▶ [EXERCISE OBJECTIVE] Provide only the number of lines in the data below that contain the string "Spíše".

[Items listed in a dataset]
>>

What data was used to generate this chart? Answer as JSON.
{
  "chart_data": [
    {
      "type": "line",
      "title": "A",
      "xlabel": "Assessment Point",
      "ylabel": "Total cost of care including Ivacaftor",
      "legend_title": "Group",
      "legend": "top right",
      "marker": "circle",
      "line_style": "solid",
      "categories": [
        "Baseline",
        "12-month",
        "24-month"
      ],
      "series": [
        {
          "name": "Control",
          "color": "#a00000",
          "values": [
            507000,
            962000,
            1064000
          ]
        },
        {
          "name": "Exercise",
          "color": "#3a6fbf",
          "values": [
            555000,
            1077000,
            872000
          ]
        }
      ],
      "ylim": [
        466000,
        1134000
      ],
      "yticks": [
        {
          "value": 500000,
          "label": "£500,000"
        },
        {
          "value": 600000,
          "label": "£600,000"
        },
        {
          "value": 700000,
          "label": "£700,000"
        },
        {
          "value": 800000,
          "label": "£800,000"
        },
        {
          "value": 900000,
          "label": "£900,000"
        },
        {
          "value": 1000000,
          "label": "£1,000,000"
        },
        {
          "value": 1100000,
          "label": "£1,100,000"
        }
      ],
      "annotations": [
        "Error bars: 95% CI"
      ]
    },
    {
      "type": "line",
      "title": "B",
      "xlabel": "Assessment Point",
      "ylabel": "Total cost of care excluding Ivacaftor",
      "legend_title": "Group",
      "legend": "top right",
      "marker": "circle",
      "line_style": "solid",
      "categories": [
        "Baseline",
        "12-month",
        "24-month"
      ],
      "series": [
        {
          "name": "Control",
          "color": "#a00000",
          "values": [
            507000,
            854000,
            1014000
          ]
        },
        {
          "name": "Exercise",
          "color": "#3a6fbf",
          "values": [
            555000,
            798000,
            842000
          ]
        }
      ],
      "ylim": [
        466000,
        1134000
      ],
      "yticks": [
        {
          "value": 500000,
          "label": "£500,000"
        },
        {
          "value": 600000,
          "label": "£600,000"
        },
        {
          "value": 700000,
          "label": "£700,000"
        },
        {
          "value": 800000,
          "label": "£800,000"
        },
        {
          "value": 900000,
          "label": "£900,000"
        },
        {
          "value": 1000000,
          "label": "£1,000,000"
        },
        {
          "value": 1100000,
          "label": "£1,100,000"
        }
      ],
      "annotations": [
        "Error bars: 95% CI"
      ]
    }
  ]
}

<<
>>

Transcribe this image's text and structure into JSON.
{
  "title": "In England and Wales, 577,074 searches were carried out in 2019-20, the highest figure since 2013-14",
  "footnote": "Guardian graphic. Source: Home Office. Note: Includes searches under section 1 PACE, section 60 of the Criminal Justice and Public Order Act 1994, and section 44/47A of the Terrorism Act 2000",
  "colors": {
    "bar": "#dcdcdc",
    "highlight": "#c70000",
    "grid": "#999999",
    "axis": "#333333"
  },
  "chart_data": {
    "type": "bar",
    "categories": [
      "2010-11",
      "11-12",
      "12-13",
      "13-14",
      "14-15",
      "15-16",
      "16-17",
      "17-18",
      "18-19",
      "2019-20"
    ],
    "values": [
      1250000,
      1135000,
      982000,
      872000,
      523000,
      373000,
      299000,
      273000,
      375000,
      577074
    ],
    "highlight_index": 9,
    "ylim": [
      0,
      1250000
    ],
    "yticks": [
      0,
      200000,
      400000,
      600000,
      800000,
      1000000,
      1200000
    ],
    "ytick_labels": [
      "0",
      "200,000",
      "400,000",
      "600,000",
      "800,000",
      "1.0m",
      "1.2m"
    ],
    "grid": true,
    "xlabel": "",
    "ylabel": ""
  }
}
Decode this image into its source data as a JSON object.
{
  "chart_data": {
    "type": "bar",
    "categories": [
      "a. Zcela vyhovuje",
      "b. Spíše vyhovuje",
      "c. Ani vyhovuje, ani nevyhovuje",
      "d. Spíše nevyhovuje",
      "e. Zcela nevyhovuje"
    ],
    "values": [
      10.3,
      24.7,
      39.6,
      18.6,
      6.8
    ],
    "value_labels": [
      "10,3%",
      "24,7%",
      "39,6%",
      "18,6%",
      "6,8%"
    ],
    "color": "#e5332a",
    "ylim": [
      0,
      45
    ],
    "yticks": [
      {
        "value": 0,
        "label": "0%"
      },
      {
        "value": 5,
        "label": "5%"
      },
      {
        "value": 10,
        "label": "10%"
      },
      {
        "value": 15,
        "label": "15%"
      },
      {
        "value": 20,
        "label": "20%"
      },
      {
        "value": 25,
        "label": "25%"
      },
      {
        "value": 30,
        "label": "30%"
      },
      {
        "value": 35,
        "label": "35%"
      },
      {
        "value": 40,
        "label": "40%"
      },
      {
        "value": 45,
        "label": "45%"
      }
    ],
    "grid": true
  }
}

<<

▶ [FINISHED TASK] 2